Stated goal: Could you give the data below again, exactly and completely?

* BEGIN Input records *

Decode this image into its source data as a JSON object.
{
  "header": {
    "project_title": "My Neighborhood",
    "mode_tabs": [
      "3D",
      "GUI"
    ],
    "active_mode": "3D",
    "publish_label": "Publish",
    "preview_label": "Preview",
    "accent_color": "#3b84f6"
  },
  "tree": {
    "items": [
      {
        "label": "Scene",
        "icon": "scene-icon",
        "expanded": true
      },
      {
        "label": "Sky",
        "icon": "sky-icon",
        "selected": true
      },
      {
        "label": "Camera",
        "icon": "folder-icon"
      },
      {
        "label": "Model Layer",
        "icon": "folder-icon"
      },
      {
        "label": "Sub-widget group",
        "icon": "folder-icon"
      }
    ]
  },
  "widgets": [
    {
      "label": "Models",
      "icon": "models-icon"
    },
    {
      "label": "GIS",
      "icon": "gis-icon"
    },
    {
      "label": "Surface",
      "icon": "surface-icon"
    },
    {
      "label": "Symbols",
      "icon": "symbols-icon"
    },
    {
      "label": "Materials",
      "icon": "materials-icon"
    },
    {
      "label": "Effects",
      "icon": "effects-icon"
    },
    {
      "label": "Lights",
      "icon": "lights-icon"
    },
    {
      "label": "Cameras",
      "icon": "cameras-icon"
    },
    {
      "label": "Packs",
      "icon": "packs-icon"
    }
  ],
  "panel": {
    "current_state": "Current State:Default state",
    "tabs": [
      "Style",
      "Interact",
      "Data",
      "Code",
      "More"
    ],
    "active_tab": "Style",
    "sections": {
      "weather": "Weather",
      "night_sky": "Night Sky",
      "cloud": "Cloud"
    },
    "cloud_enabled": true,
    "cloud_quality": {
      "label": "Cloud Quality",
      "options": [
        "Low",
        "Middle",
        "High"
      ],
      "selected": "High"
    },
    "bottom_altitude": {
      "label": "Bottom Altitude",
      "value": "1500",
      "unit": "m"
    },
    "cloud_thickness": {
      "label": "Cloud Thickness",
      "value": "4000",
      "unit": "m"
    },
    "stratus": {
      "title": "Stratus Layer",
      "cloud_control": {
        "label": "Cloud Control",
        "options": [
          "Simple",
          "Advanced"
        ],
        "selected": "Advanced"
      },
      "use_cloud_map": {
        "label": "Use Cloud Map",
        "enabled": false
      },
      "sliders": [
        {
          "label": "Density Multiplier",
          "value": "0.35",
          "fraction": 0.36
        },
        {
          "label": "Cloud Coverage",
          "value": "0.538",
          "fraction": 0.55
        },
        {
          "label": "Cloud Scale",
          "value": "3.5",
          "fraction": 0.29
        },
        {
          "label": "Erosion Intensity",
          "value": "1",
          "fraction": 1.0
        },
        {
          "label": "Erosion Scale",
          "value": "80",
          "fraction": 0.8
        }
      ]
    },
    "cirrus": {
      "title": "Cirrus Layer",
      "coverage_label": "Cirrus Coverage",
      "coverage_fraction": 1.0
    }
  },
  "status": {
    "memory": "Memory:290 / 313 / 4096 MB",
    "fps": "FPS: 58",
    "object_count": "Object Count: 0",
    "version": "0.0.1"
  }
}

* END Input records *

Finished exercise:
Decode this image into its source data as a JSON object.
{
  "header": {
    "project_title": "My Neighborhood",
    "mode_tabs": [
      "3D",
      "GUI"
    ],
    "active_mode": "3D",
    "publish_label": "Publish",
    "preview_label": "Preview",
    "accent_color": "#3b84f6"
  },
  "tree": {
    "items": [
      {
        "label": "Scene",
        "icon": "scene-icon",
        "expanded": true
      },
      {
        "label": "Sky",
        "icon": "sky-icon",
        "selected": true
      },
      {
        "label": "Camera",
        "icon": "folder-icon"
      },
      {
        "label": "Model Layer",
        "icon": "folder-icon"
      },
      {
        "label": "Sub-widget group",
        "icon": "folder-icon"
      }
    ]
  },
  "widgets": [
    {
      "label": "Models",
      "icon": "models-icon"
    },
    {
      "label": "GIS",
      "icon": "gis-icon"
    },
    {
      "label": "Surface",
      "icon": "surface-icon"
    },
    {
      "label": "Symbols",
      "icon": "symbols-icon"
    },
    {
      "label": "Materials",
      "icon": "materials-icon"
    },
    {
      "label": "Effects",
      "icon": "effects-icon"
    },
    {
      "label": "Lights",
      "icon": "lights-icon"
    },
    {
      "label": "Cameras",
      "icon": "cameras-icon"
    },
    {
      "label": "Packs",
      "icon": "packs-icon"
    }
  ],
  "panel": {
    "current_state": "Current State:Default state",
    "tabs": [
      "Style",
      "Interact",
      "Data",
      "Code",
      "More"
    ],
    "active_tab": "Style",
    "sections": {
      "weather": "Weather",
      "night_sky": "Night Sky",
      "cloud": "Cloud"
    },
    "cloud_enabled": true,
    "cloud_quality": {
      "label": "Cloud Quality",
      "options": [
        "Low",
        "Middle",
        "High"
      ],
      "selected": "High"
    },
    "bottom_altitude": {
      "label": "Bottom Altitude",
      "value": "1500",
      "unit": "m"
    },
    "cloud_thickness": {
      "label": "Cloud Thickness",
      "value": "4000",
      "unit": "m"
    },
    "stratus": {
      "title": "Stratus Layer",
      "cloud_control": {
        "label": "Cloud Control",
        "options": [
          "Simple",
          "Advanced"
        ],
        "selected": "Advanced"
      },
      "use_cloud_map": {
        "label": "Use Cloud Map",
        "enabled": false
      },
      "sliders": [
        {
          "label": "Density Multiplier",
          "value": "0.35",
          "fraction": 0.36
        },
        {
          "label": "Cloud Coverage",
          "value": "0.538",
          "fraction": 0.55
        },
        {
          "label": "Cloud Scale",
          "value": "3.5",
          "fraction": 0.29
        },
        {
          "label": "Erosion Intensity",
          "value": "1",
          "fraction": 1.0
        },
        {
          "label": "Erosion Scale",
          "value": "80",
          "fraction": 0.8
        }
      ]
    },
    "cirrus": {
      "title": "Cirrus Layer",
      "coverage_label": "Cirrus Coverage",
      "coverage_fraction": 1.0
    }
  },
  "status": {
    "memory": "Memory:290 / 313 / 4096 MB",
    "fps": "FPS: 58",
    "object_count": "Object Count: 0",
    "version": "0.0.1"
  }
}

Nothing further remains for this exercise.